(Stored entries)
--- BEGIN ---
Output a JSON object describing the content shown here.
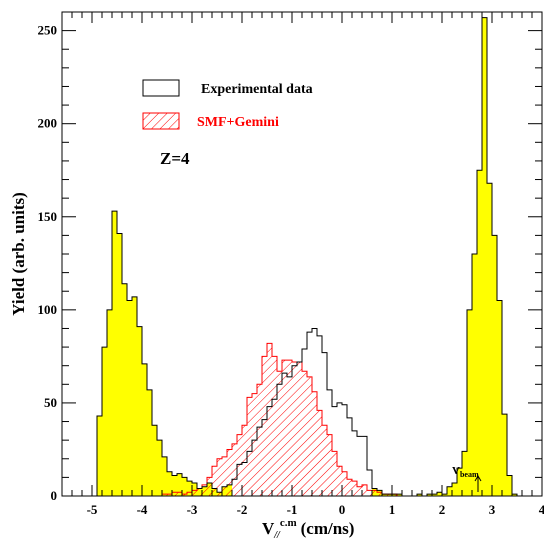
{
  "chart_data": {
    "type": "area",
    "xlabel": "V",
    "xlabel_sub": "//",
    "xlabel_sup": "c.m",
    "xlabel_unit": "(cm/ns)",
    "ylabel": "Yield (arb. units)",
    "xlim": [
      -5.6,
      4
    ],
    "ylim": [
      0,
      260
    ],
    "xticks": [
      -5,
      -4,
      -3,
      -2,
      -1,
      0,
      1,
      2,
      3,
      4
    ],
    "xtick_labels": [
      "-5",
      "-4",
      "-3",
      "-2",
      "-1",
      "0",
      "1",
      "2",
      "3",
      "4"
    ],
    "yticks": [
      0,
      50,
      100,
      150,
      200,
      250
    ],
    "ytick_labels": [
      "0",
      "50",
      "100",
      "150",
      "200",
      "250"
    ],
    "bin_width": 0.1,
    "annotation": "Z=4",
    "beam_marker": {
      "label": "V",
      "sub": "beam",
      "x": 2.72
    },
    "legend": {
      "position": "top-left",
      "entries": [
        {
          "name": "Experimental data",
          "style": "outline",
          "color": "#000000"
        },
        {
          "name": "SMF+Gemini",
          "style": "hatched",
          "color": "#ff0000"
        }
      ]
    },
    "colors": {
      "fill": "#ffff00",
      "exp_line": "#000000",
      "sim_line": "#ff0000"
    },
    "series": [
      {
        "name": "Experimental data",
        "x_start": -5.0,
        "values": [
          0,
          43,
          80,
          100,
          153,
          141,
          114,
          105,
          107,
          91,
          71,
          57,
          38,
          30,
          21,
          13,
          11,
          12,
          10,
          8,
          7,
          4,
          5,
          7,
          4,
          2,
          5,
          6,
          9,
          17,
          18,
          24,
          30,
          37,
          41,
          48,
          52,
          60,
          66,
          64,
          70,
          72,
          79,
          88,
          90,
          86,
          77,
          57,
          48,
          50,
          49,
          42,
          35,
          32,
          32,
          14,
          4,
          3,
          1,
          1,
          1,
          1,
          0,
          0,
          0,
          1,
          0,
          1,
          1,
          2,
          1,
          5,
          7,
          15,
          24,
          100,
          130,
          175,
          257,
          168,
          140,
          105,
          44,
          11,
          1,
          0
        ]
      },
      {
        "name": "SMF+Gemini",
        "x_start": -3.7,
        "values": [
          0,
          1,
          1,
          2,
          2,
          1,
          2,
          3,
          4,
          6,
          10,
          16,
          20,
          21,
          25,
          28,
          33,
          38,
          53,
          55,
          60,
          75,
          82,
          75,
          67,
          73,
          73,
          72,
          72,
          67,
          64,
          56,
          46,
          38,
          33,
          24,
          16,
          13,
          9,
          8,
          5,
          6,
          3,
          3,
          2,
          1,
          1,
          1,
          0
        ]
      }
    ]
  }
}
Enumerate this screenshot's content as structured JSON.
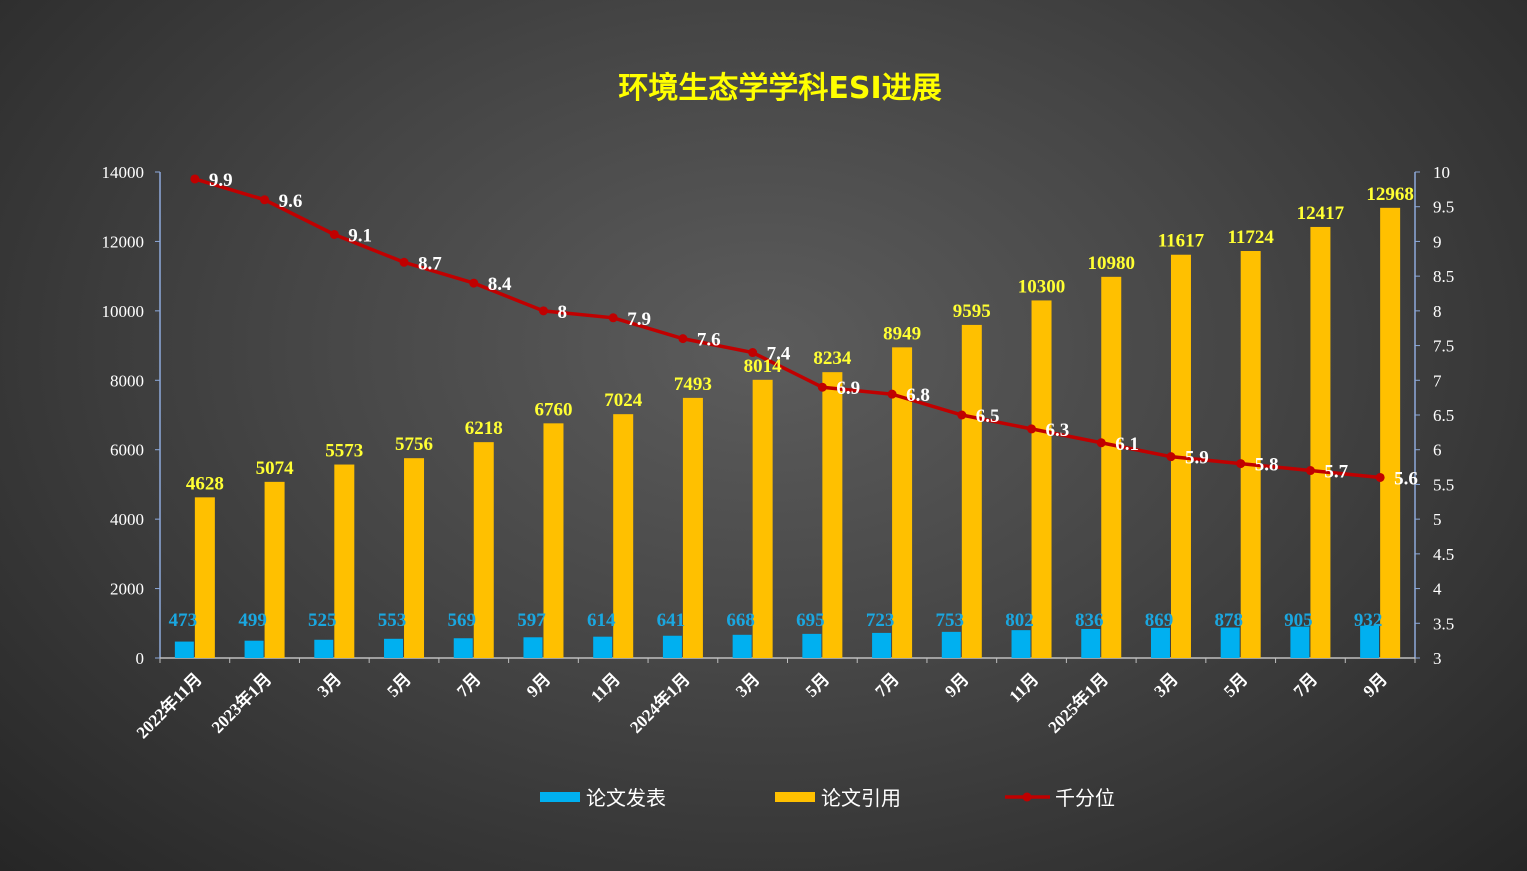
--- END ---
» **WHAT TO WORK ON**
Pull out and copy each line containing the string "Experimental".

» **RESULT BELOW**
          "name": "Experimental data",
        "name": "Experimental data",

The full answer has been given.